Copy every line from the data below in which the string "其他都溶于水" can be found.
################
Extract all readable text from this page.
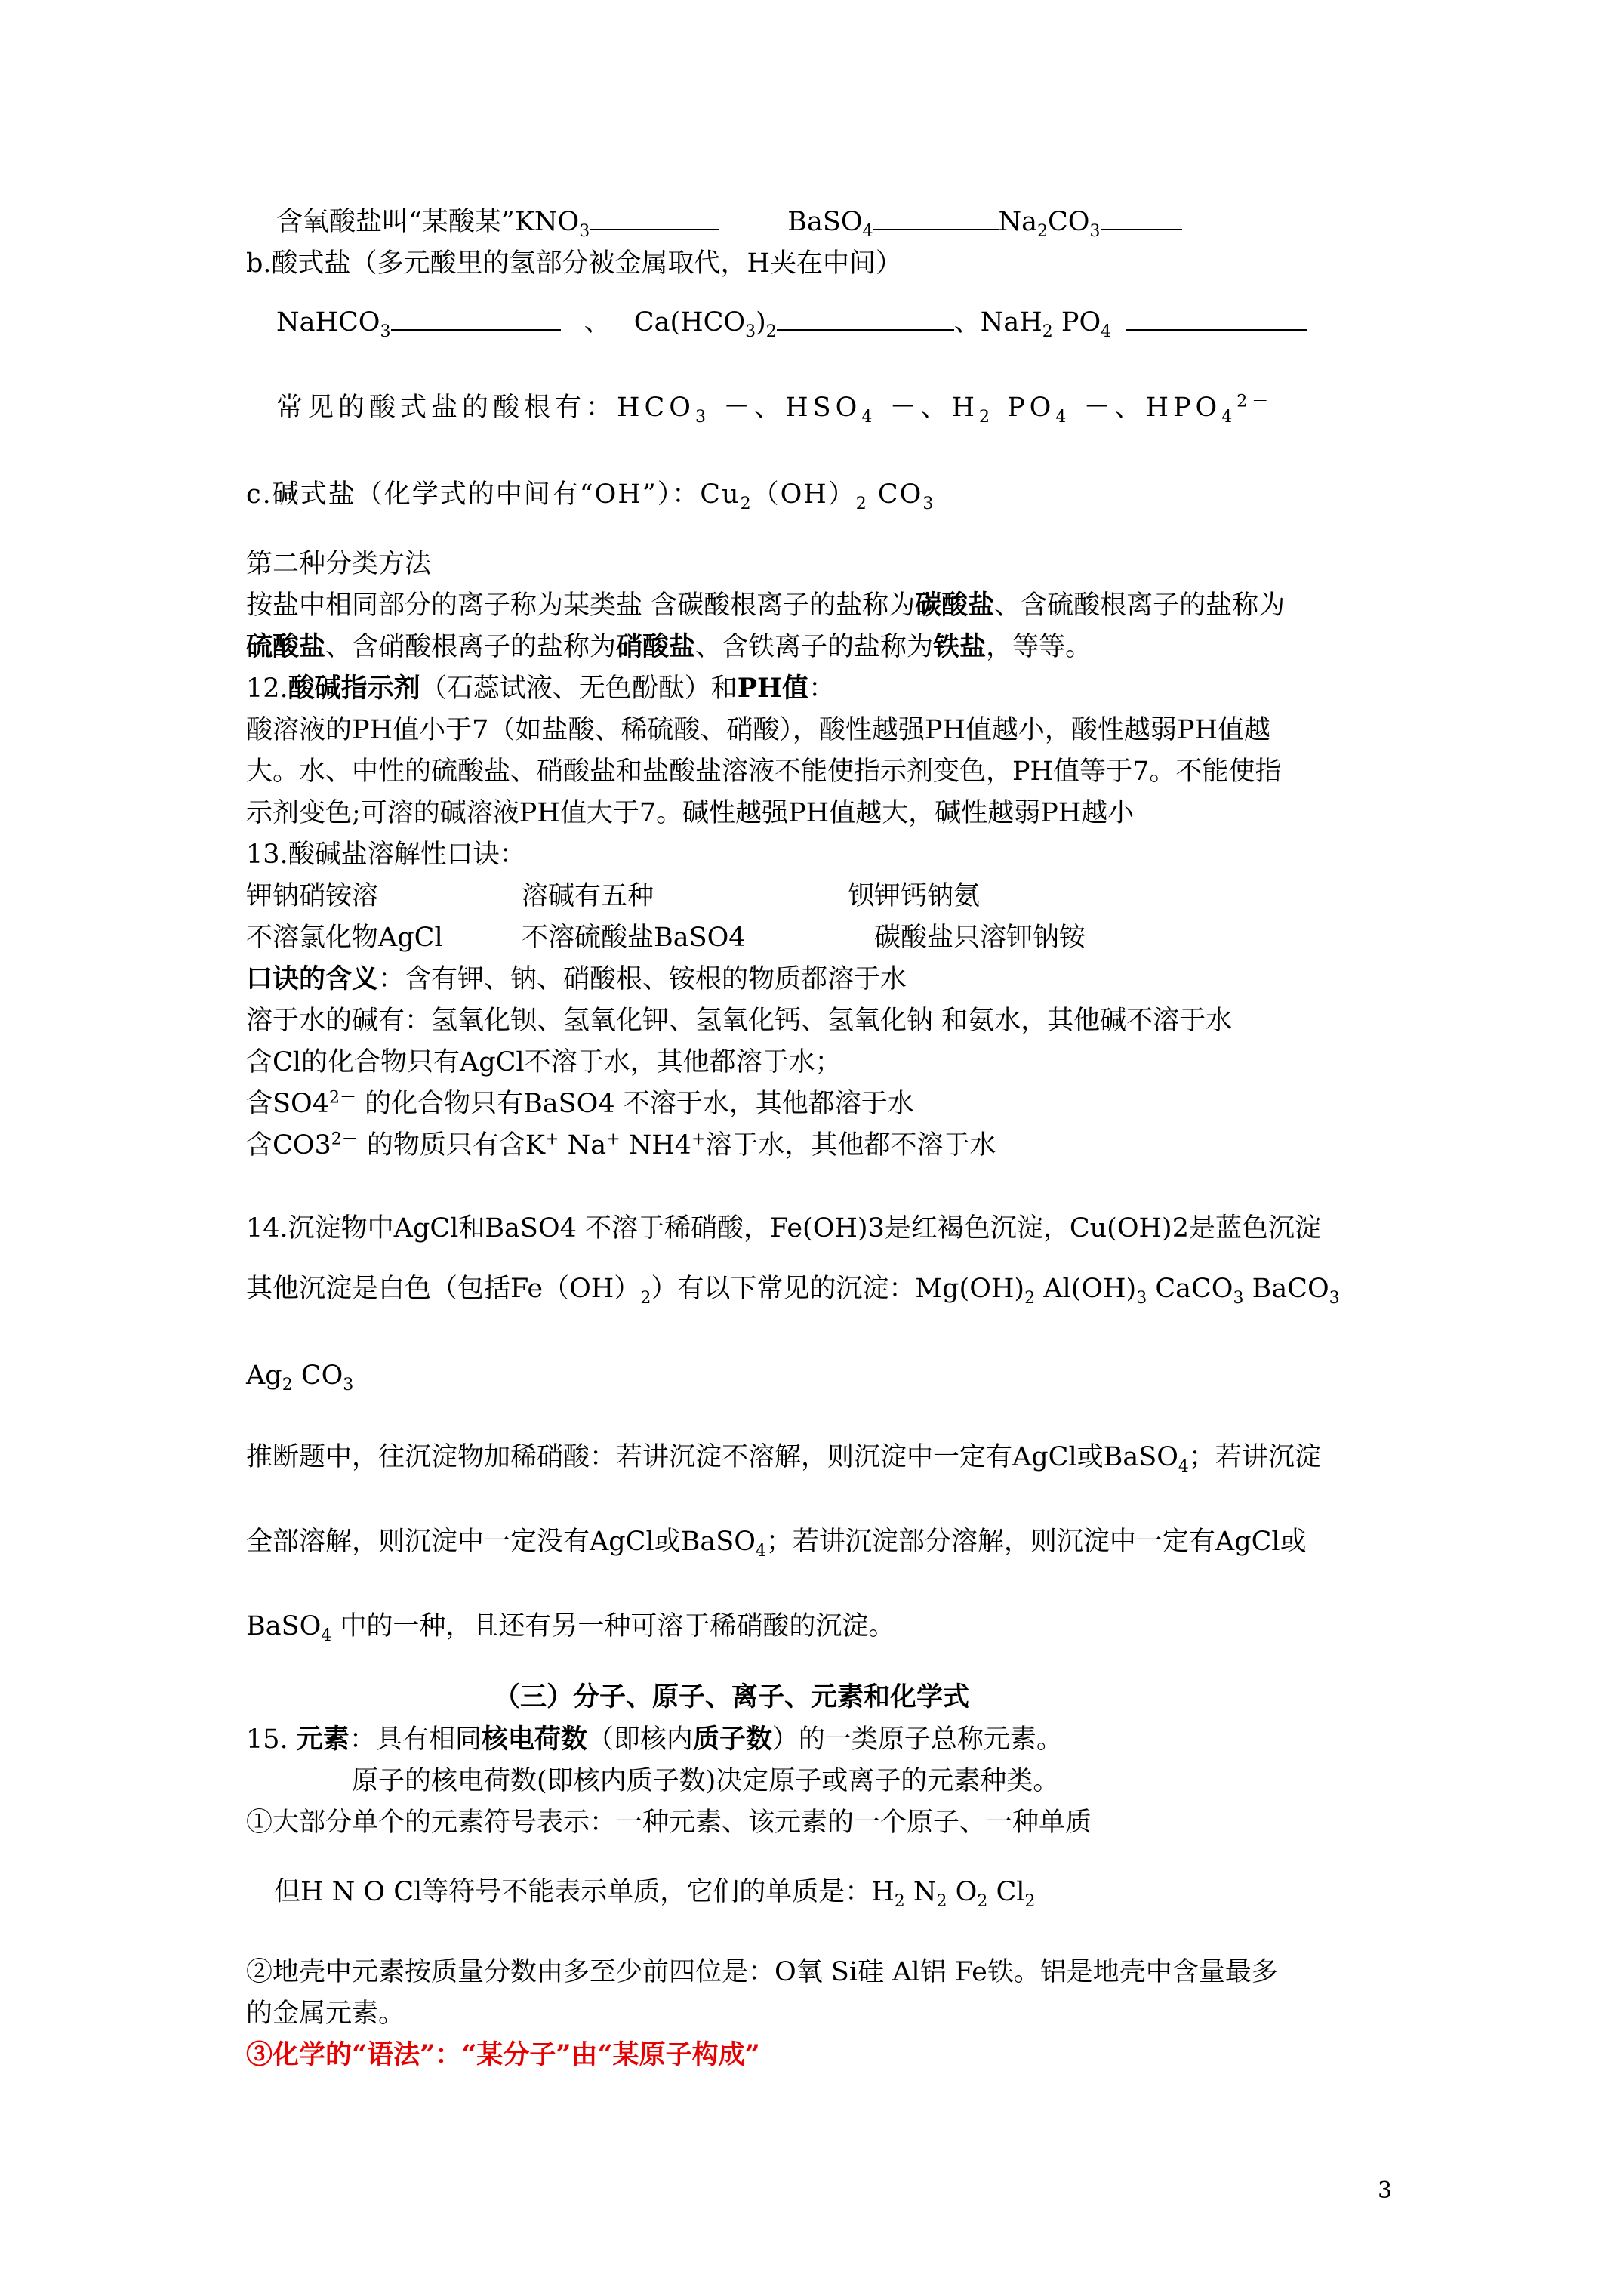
含氧酸盐叫“某酸某$”KNO_3$	BaSO$_4$	$Na_2CO_3$
b.酸式盐（多元酸里的氢部分被金属取代，H夹在中间）
NaHCO$_3$	、 $Ca(HCO_3)_2$	、NaH$_2$ $PO_4$
常见的酸式盐的酸根有：$HCO_3$ －、$HSO_4$ －、$H_2$ $PO_4$ －、$HPO_4^{2-}$
c.碱式盐（化学式的中间有“OH”）：$Cu_2(OH)_2$ $CO_3$
第二种分类方法
按盐中相同部分的离子称为某类盐 含碳酸根离子的盐称为碳酸盐、含硫酸根离子的盐称为
硫酸盐、含硝酸根离子的盐称为硝酸盐、含铁离子的盐称为铁盐，等等。
12.酸碱指示剂（石蕊试液、无色酚酞）和PH值：
酸溶液的PH值小于7（如盐酸、稀硫酸、硝酸），酸性越强PH值越小，酸性越弱PH值越
大。水、中性的硫酸盐、硝酸盐和盐酸盐溶液不能使指示剂变色，PH值等于7。不能使指
示剂变色;可溶的碱溶液PH值大于7。碱性越强PH值越大，碱性越弱PH越小
13.酸碱盐溶解性口诀：
钾钠硝铵溶	溶碱有五种	钡钾钙钠氨
不溶氯化物AgCl	不溶硫酸盐BaSO4	碳酸盐只溶钾钠铵
口诀的含义：含有钾、钠、硝酸根、铵根的物质都溶于水
溶于水的碱有：氢氧化钡、氢氧化钾、氢氧化钙、氢氧化钠 和氨水，其他碱不溶于水
含Cl的化合物只有AgCl不溶于水，其他都溶于水；
含$SO4^{2-}$ 的化合物只有BaSO4 不溶于水，其他都溶于水
含$CO3^{2-}$ 的物质只有含K+ Na+ NH4+溶于水，其他都不溶于水
14.沉淀物中AgCl和BaSO4 不溶于稀硝酸，Fe(OH)3是红褐色沉淀，Cu(OH)2是蓝色沉淀
其他沉淀是白色（包括$Fe(OH)_2$）有以下常见的沉淀：$Mg(OH)_2$ $Al(OH)_3$ CaCO$_3$ BaCO$_3$
$Ag_2$ $CO_3$
推断题中，往沉淀物加稀硝酸：若讲沉淀不溶解，则沉淀中一定有AgCl或BaSO$_4$；若讲沉淀
全部溶解，则沉淀中一定没有AgCl或BaSO$_4$；若讲沉淀部分溶解，则沉淀中一定有AgCl或
BaSO$_4$ 中的一种，且还有另一种可溶于稀硝酸的沉淀。
（三）分子、原子、离子、元素和化学式
15. 元素：具有相同核电荷数（即核内质子数）的一类原子总称元素。
原子的核电荷数(即核内质子数)决定原子或离子的元素种类。
①大部分单个的元素符号表示：一种元素、该元素的一个原子、一种单质
但H N O Cl等符号不能表示单质，它们的单质是：$H_2$ $N_2$ $O_2$ $Cl_2$
②地壳中元素按质量分数由多至少前四位是：O氧 Si硅 Al铝 Fe铁。铝是地壳中含量最多
的金属元素。
③化学的“语法”：“某分子”由“某原子构成”
3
################
Task result
含Cl的化合物只有AgCl不溶于水，其他都溶于水；
含$SO4^{2-}$ 的化合物只有BaSO4 不溶于水，其他都溶于水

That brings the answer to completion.